WHAT THE TASK ASKS:
Where a line of the material contains the string "punto", copy that line.

RECORDED INFORMATION:
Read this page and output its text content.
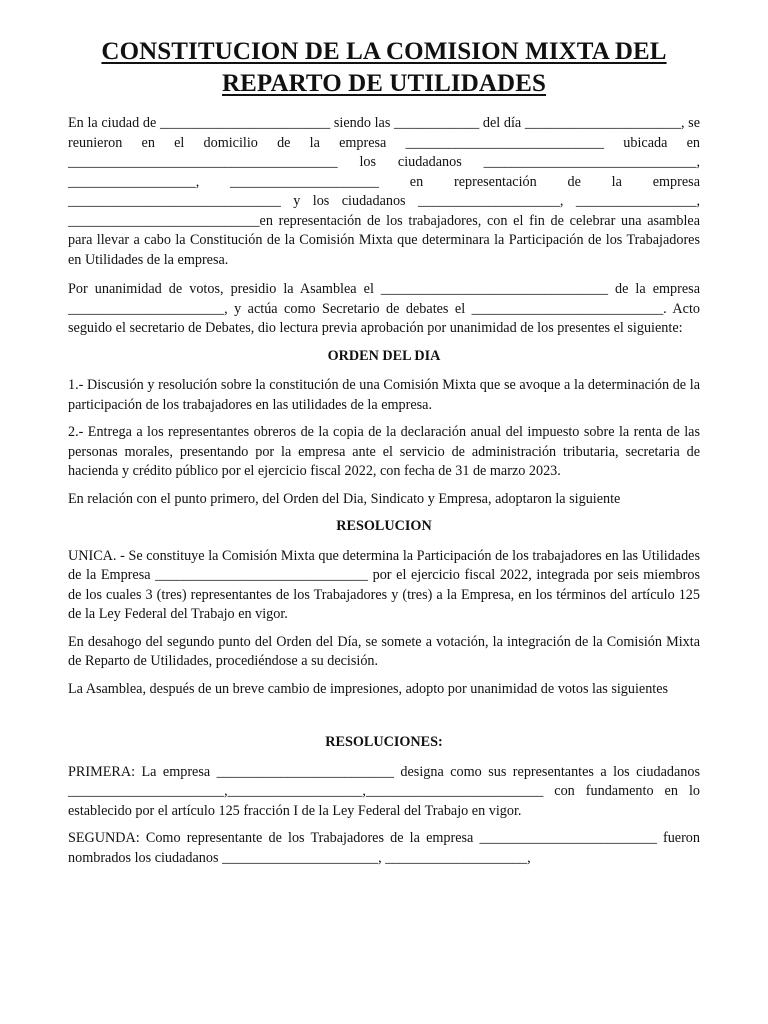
CONSTITUCION DE LA COMISION MIXTA DEL
REPARTO DE UTILIDADES

En la ciudad de ________________________ siendo las ____________ del día ______________________, se reunieron en el domicilio de la empresa ____________________________ ubicada en ______________________________________ los ciudadanos ______________________________, __________________, _____________________ en representación de la empresa ______________________________ y los ciudadanos ____________________, _________________, ___________________________en representación de los trabajadores, con el fin de celebrar una asamblea para llevar a cabo la Constitución de la Comisión Mixta que determinara la Participación de los Trabajadores en Utilidades de la empresa.

Por unanimidad de votos, presidio la Asamblea el ________________________________ de la empresa ______________________, y actúa como Secretario de debates el ___________________________. Acto seguido el secretario de Debates, dio lectura previa aprobación por unanimidad de los presentes el siguiente:

ORDEN DEL DIA

1.- Discusión y resolución sobre la constitución de una Comisión Mixta que se avoque a la determinación de la participación de los trabajadores en las utilidades de la empresa.

2.- Entrega a los representantes obreros de la copia de la declaración anual del impuesto sobre la renta de las personas morales, presentando por la empresa ante el servicio de administración tributaria, secretaria de hacienda y crédito público por el ejercicio fiscal 2022, con fecha de 31 de marzo 2023.

En relación con el punto primero, del Orden del Dia, Sindicato y Empresa, adoptaron la siguiente

RESOLUCION

UNICA. - Se constituye la Comisión Mixta que determina la Participación de los trabajadores en las Utilidades de la Empresa ______________________________ por el ejercicio fiscal 2022, integrada por seis miembros de los cuales 3 (tres) representantes de los Trabajadores y (tres) a la Empresa, en los términos del artículo 125 de la Ley Federal del Trabajo en vigor.

En desahogo del segundo punto del Orden del Día, se somete a votación, la integración de la Comisión Mixta de Reparto de Utilidades, procediéndose a su decisión.

La Asamblea, después de un breve cambio de impresiones, adopto por unanimidad de votos las siguientes

RESOLUCIONES:

PRIMERA: La empresa _________________________ designa como sus representantes a los ciudadanos ______________________,___________________,_________________________ con fundamento en lo establecido por el artículo 125 fracción I de la Ley Federal del Trabajo en vigor.

SEGUNDA: Como representante de los Trabajadores de la empresa _________________________ fueron nombrados los ciudadanos ______________________, ____________________,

EXERCISE ANSWER:
En relación con el punto primero, del Orden del Dia, Sindicato y Empresa, adoptaron la siguiente
En desahogo del segundo punto del Orden del Día, se somete a votación, la integración de la Comisión Mixta de Reparto de Utilidades, procediéndose a su decisión.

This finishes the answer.